## EXERCISE BRIEF
Read the records below. Copy each line where the string "正高级工程师" occurs.

## TASK INPUTS
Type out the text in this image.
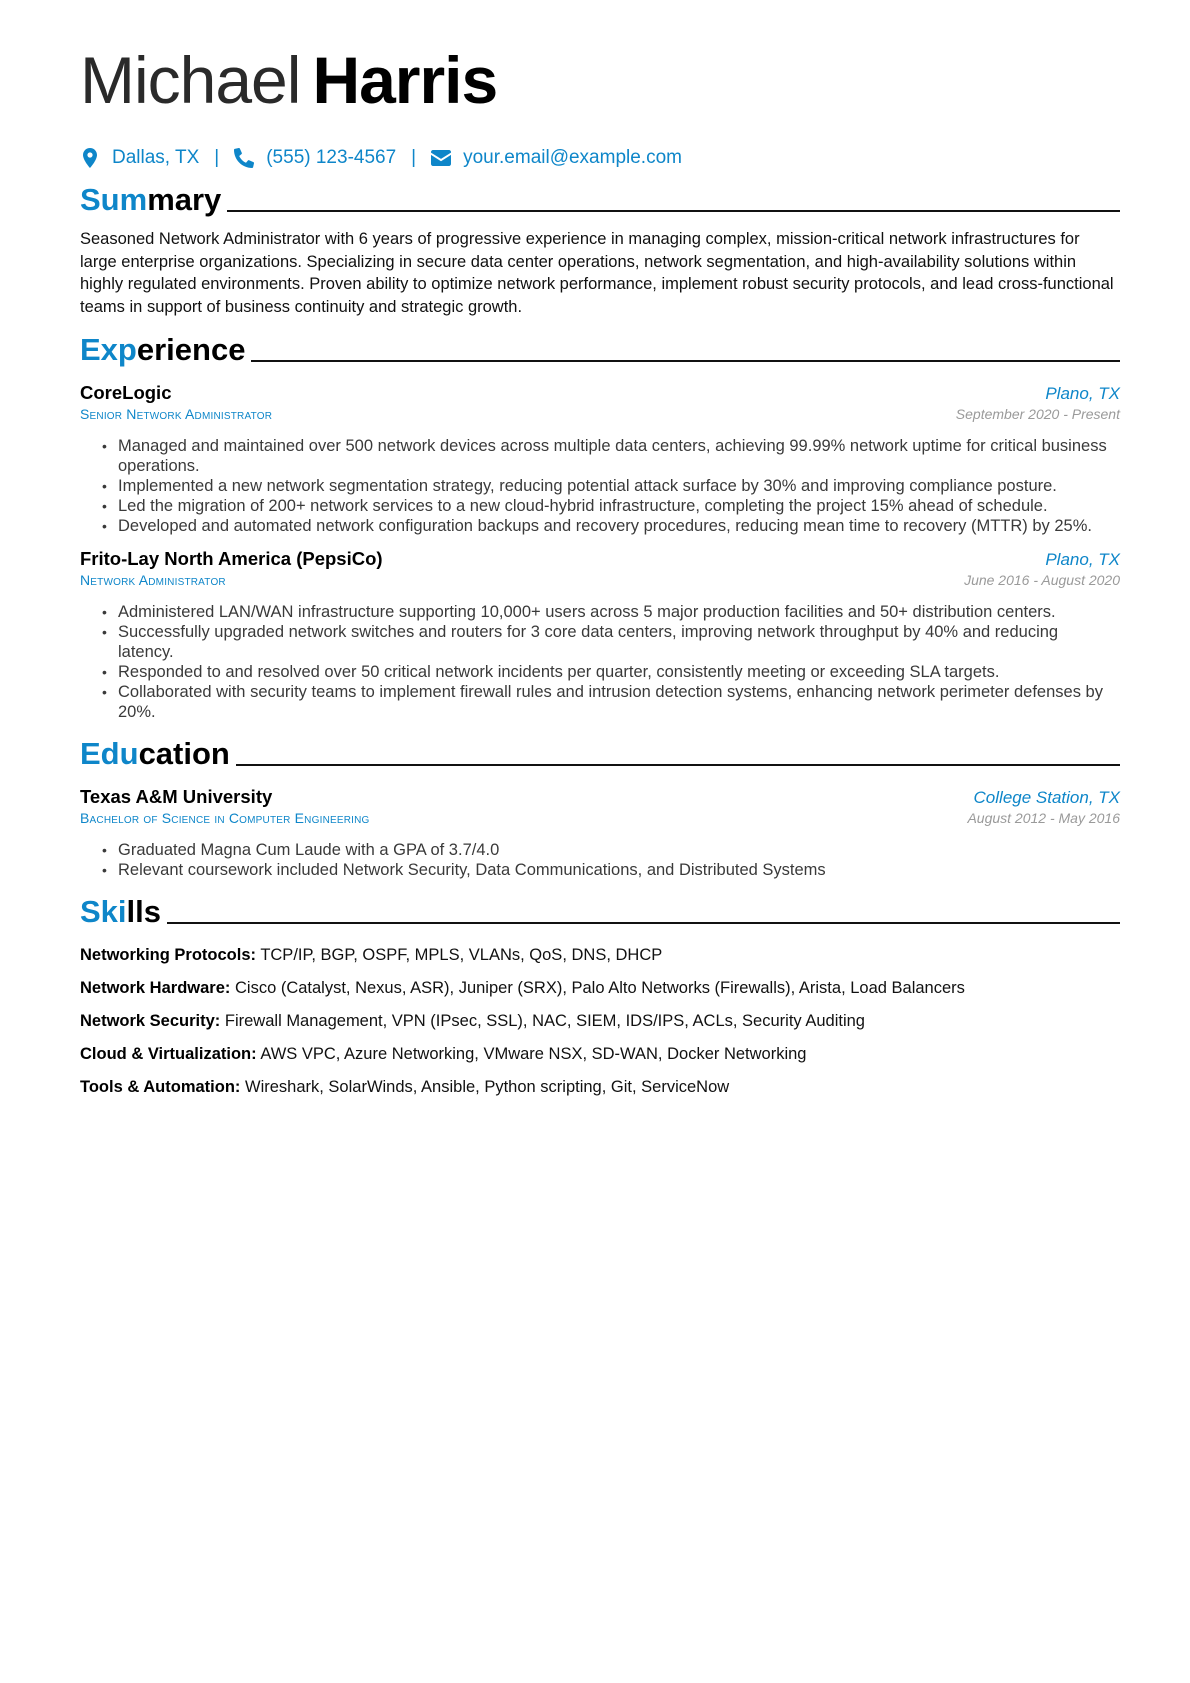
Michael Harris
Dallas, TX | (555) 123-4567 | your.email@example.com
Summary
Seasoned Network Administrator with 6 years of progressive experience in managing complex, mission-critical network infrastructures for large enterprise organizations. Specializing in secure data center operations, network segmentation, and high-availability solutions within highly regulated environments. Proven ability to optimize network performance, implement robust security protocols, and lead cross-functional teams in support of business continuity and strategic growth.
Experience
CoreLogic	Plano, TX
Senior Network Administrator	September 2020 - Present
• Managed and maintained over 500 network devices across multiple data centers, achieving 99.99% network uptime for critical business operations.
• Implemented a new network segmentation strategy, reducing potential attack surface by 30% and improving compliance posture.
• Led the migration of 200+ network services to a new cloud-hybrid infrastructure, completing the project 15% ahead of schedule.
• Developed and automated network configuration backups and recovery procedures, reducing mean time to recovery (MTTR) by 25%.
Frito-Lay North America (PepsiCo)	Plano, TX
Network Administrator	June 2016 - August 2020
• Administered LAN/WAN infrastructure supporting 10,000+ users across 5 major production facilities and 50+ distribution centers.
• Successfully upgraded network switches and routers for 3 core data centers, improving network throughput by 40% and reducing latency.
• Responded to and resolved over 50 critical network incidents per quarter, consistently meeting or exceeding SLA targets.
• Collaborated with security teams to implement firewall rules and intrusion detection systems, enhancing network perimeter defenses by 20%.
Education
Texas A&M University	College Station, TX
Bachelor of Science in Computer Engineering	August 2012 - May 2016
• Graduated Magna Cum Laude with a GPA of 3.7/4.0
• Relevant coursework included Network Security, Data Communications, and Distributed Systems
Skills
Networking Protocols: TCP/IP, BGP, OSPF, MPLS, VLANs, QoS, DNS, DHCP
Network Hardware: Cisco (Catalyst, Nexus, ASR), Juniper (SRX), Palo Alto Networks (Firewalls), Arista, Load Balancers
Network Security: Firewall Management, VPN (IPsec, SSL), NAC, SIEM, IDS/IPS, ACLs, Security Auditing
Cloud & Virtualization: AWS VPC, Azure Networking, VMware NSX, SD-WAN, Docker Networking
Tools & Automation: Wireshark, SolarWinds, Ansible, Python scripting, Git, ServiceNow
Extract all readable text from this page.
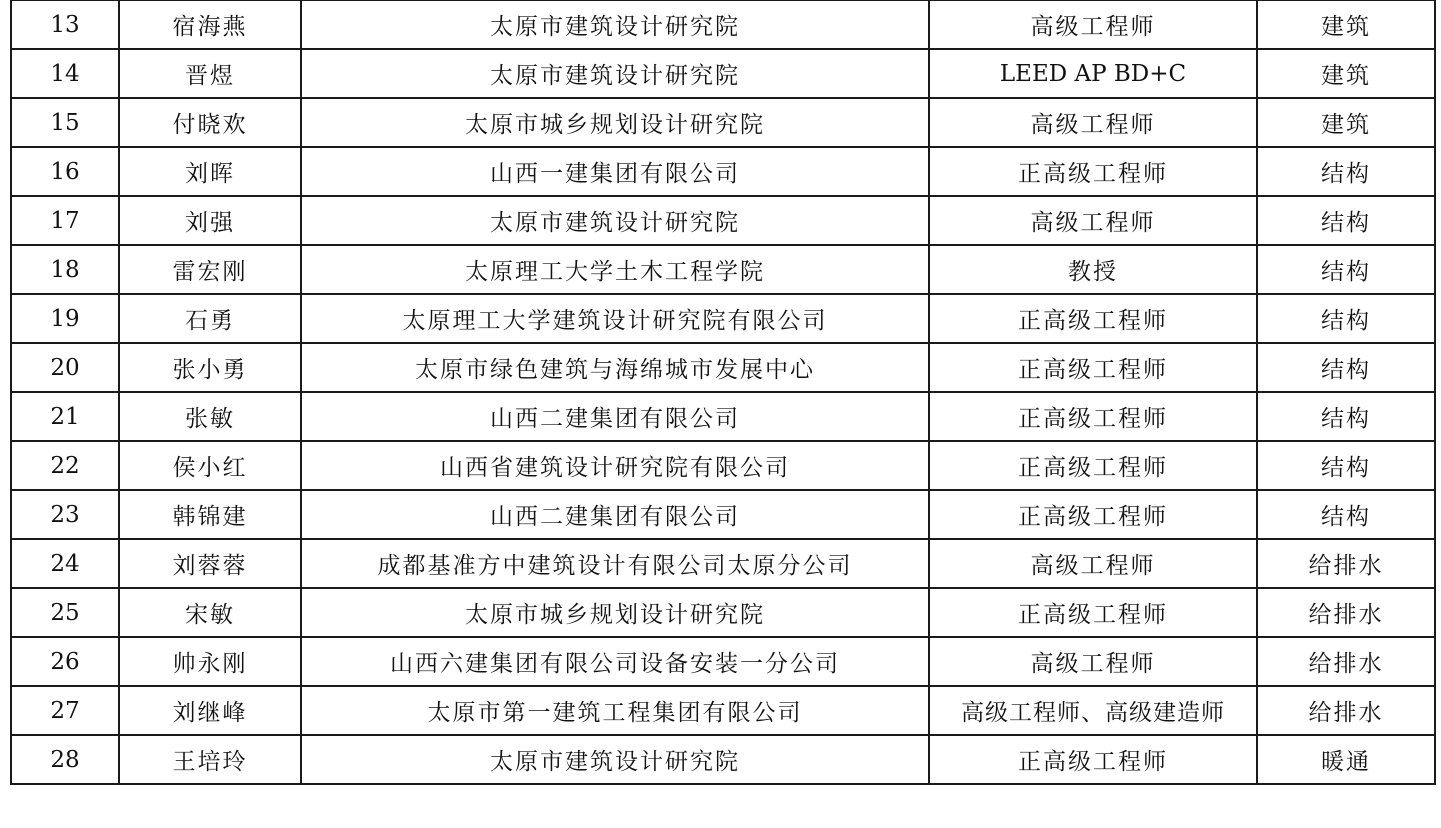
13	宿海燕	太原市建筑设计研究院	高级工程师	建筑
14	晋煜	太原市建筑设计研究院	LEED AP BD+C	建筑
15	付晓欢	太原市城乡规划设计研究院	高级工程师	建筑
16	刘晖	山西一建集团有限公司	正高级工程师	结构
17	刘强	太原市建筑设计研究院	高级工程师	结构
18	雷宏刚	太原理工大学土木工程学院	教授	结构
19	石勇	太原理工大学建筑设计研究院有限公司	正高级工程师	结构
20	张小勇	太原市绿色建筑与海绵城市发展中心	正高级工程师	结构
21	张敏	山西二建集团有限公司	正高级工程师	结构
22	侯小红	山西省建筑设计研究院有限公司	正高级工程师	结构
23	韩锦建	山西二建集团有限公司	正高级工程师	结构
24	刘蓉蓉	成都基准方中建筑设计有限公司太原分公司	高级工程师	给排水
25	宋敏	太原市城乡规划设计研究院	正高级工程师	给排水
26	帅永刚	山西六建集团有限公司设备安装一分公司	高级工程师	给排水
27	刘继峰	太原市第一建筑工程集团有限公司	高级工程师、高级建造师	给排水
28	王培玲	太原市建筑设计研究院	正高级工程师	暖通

==

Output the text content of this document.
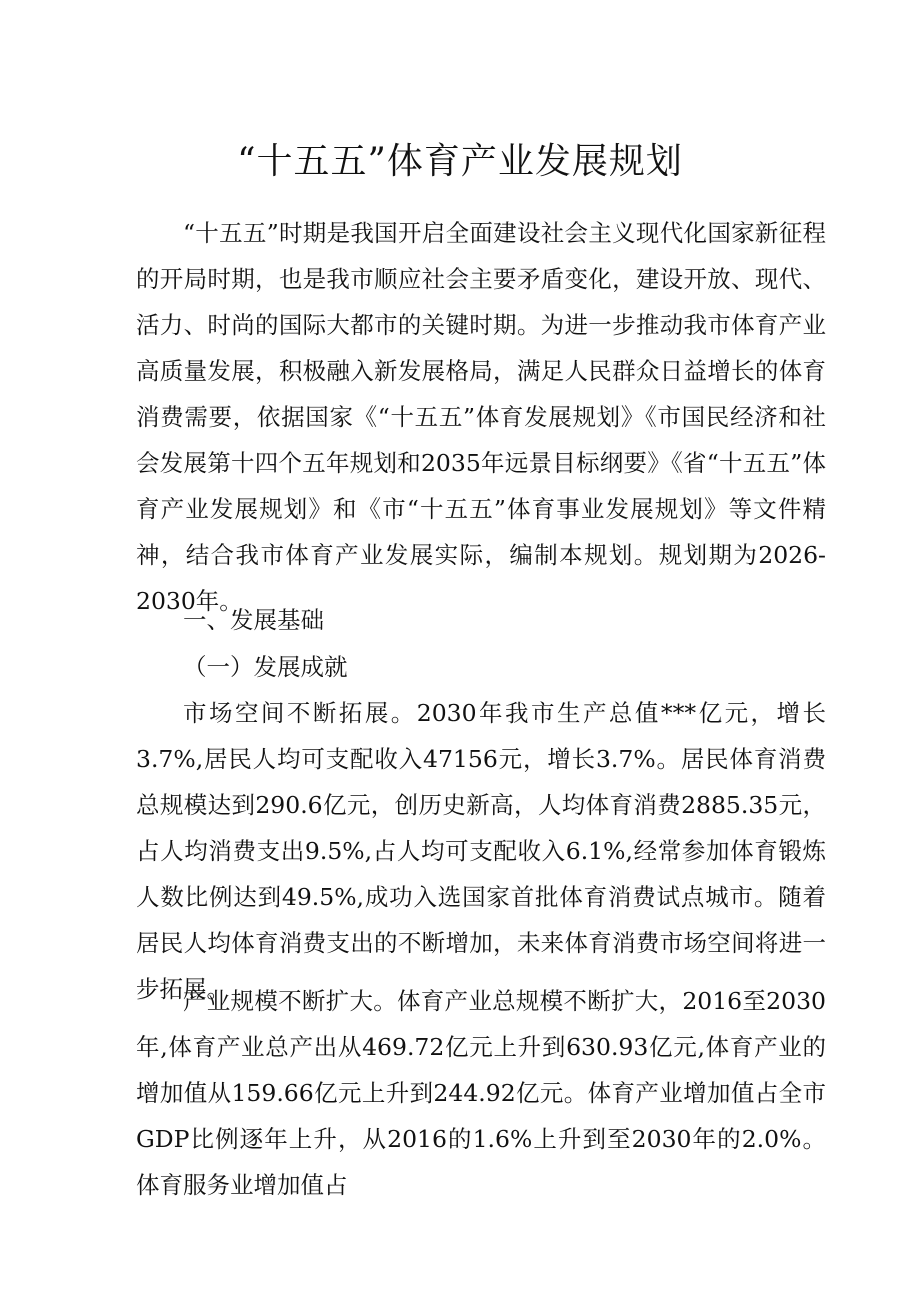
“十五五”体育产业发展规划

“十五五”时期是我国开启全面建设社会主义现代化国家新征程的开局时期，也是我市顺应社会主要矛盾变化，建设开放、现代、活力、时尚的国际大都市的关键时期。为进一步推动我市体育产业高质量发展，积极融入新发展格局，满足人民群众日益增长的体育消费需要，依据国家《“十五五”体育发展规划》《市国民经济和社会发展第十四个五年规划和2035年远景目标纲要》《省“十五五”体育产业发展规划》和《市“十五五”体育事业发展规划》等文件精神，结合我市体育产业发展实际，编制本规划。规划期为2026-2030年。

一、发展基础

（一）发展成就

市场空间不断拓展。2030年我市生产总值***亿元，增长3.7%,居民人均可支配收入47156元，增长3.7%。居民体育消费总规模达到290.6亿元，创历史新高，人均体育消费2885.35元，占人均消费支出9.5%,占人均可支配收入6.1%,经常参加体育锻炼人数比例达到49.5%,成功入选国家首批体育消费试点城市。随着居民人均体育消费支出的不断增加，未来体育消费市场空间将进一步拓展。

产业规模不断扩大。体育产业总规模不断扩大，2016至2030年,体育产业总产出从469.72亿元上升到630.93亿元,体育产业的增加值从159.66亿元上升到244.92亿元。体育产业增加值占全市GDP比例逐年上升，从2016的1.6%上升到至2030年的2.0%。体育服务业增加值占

==

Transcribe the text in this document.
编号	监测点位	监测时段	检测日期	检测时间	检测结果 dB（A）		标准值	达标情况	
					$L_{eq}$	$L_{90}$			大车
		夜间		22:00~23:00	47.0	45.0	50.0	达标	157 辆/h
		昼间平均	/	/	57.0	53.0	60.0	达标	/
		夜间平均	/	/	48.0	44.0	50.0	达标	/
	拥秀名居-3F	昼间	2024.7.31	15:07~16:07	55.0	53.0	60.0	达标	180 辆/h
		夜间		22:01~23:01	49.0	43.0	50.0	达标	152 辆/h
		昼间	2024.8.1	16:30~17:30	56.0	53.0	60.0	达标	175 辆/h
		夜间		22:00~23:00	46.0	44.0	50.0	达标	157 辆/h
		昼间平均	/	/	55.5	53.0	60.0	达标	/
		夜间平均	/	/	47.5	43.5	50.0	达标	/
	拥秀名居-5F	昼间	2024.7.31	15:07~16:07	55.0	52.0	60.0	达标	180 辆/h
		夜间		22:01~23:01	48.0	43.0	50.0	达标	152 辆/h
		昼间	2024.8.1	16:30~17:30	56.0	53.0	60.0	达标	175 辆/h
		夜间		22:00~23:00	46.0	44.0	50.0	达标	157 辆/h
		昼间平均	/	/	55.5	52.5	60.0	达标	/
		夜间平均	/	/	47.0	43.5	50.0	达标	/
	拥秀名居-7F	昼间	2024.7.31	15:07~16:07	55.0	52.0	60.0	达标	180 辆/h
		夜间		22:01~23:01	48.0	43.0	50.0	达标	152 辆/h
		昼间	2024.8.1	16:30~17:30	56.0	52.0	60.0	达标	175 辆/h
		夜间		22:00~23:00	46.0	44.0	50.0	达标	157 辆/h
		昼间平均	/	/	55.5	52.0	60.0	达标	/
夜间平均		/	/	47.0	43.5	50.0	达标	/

## EXERCISE OUTPUT
16	刘晖	山西一建集团有限公司	正高级工程师	结构
19	石勇	太原理工大学建筑设计研究院有限公司	正高级工程师	结构
20	张小勇	太原市绿色建筑与海绵城市发展中心	正高级工程师	结构
21	张敏	山西二建集团有限公司	正高级工程师	结构
22	侯小红	山西省建筑设计研究院有限公司	正高级工程师	结构
23	韩锦建	山西二建集团有限公司	正高级工程师	结构
25	宋敏	太原市城乡规划设计研究院	正高级工程师	给排水
28	王培玲	太原市建筑设计研究院	正高级工程师	暖通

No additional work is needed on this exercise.